[Items listed in a dataset]
================================
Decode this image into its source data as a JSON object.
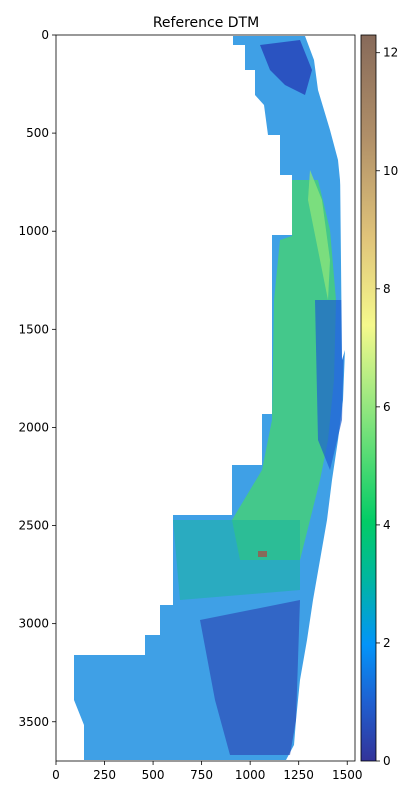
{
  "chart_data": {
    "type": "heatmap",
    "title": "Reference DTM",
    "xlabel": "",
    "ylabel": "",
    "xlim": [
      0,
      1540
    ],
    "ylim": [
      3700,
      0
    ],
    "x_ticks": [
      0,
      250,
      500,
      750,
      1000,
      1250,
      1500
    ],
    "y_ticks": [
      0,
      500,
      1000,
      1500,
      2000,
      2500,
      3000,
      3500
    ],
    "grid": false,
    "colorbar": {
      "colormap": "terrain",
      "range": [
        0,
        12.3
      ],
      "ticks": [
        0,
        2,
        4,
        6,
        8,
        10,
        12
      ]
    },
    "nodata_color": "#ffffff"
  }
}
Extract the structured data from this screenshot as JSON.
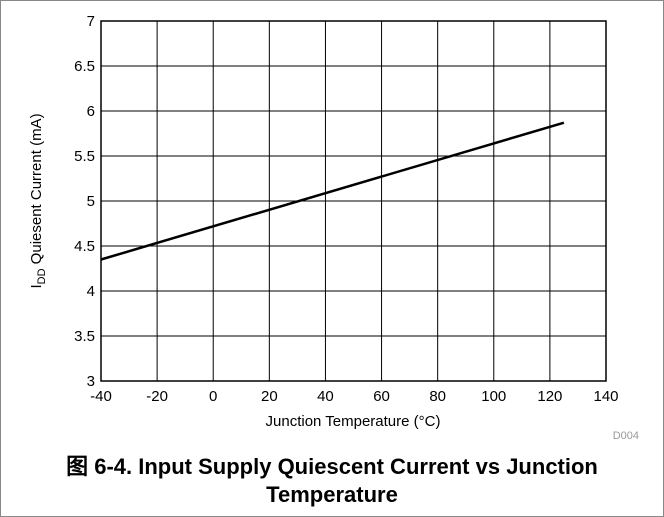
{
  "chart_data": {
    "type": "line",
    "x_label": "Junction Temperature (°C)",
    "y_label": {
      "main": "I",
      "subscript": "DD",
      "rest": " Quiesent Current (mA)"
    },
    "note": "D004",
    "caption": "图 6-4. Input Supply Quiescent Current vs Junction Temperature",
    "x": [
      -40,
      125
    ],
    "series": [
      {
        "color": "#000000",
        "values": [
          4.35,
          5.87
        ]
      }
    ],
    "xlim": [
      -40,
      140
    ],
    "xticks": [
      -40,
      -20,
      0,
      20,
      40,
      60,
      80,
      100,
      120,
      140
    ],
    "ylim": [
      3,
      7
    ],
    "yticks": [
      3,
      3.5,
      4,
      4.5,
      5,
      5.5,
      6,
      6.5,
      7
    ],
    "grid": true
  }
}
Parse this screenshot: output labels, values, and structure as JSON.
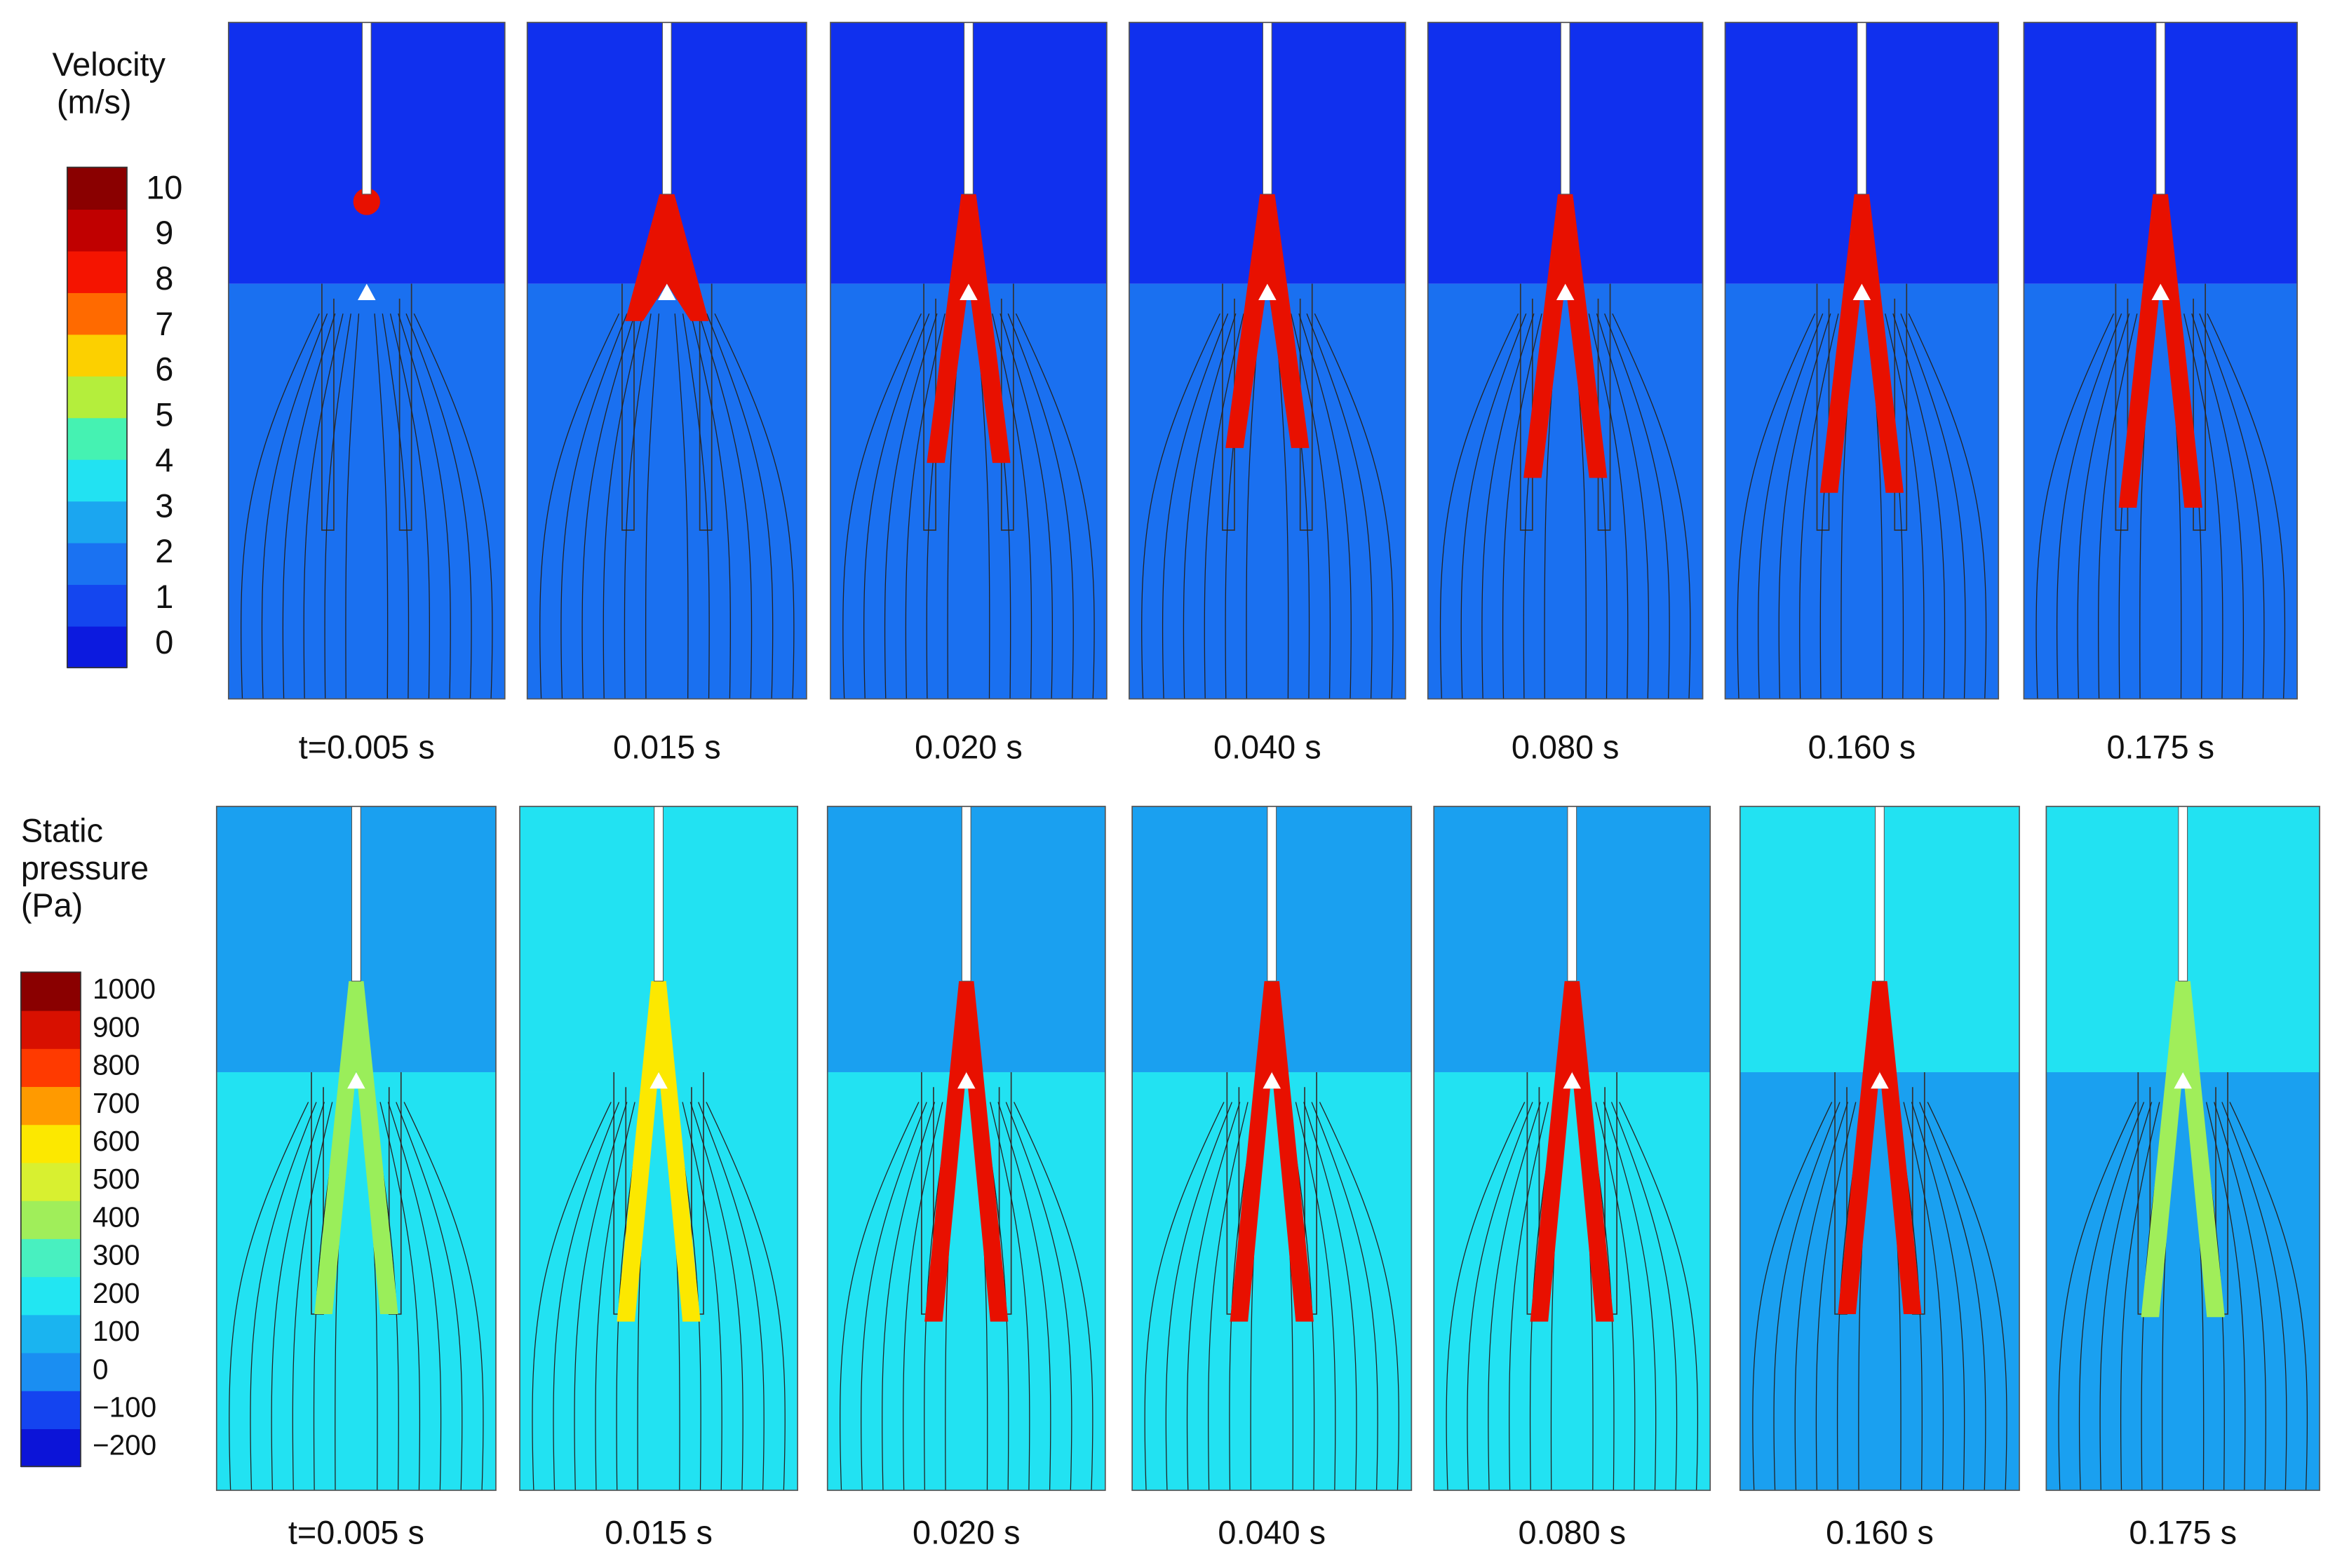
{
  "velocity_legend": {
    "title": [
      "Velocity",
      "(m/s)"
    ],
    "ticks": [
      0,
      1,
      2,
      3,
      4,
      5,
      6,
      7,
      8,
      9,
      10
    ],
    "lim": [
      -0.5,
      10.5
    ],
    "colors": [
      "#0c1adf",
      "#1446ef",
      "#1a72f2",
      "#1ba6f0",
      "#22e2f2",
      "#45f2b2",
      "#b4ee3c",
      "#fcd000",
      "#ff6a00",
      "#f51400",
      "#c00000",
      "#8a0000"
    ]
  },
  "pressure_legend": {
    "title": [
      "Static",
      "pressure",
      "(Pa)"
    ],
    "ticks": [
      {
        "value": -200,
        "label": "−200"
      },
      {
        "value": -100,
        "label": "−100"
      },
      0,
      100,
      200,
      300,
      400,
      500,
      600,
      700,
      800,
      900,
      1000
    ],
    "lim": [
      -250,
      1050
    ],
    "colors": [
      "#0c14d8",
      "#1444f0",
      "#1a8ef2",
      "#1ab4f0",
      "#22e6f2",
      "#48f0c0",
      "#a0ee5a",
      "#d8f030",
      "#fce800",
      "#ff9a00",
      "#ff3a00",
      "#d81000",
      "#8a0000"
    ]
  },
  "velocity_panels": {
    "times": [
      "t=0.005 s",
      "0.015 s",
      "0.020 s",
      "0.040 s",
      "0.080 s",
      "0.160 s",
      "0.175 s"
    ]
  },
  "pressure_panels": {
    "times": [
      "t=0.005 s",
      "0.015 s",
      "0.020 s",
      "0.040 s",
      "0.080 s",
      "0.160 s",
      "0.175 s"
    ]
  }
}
================================
» **Do this**: State the count of lines that contain the string "Temperature". Nothing else is needed.

» **Response below**: 2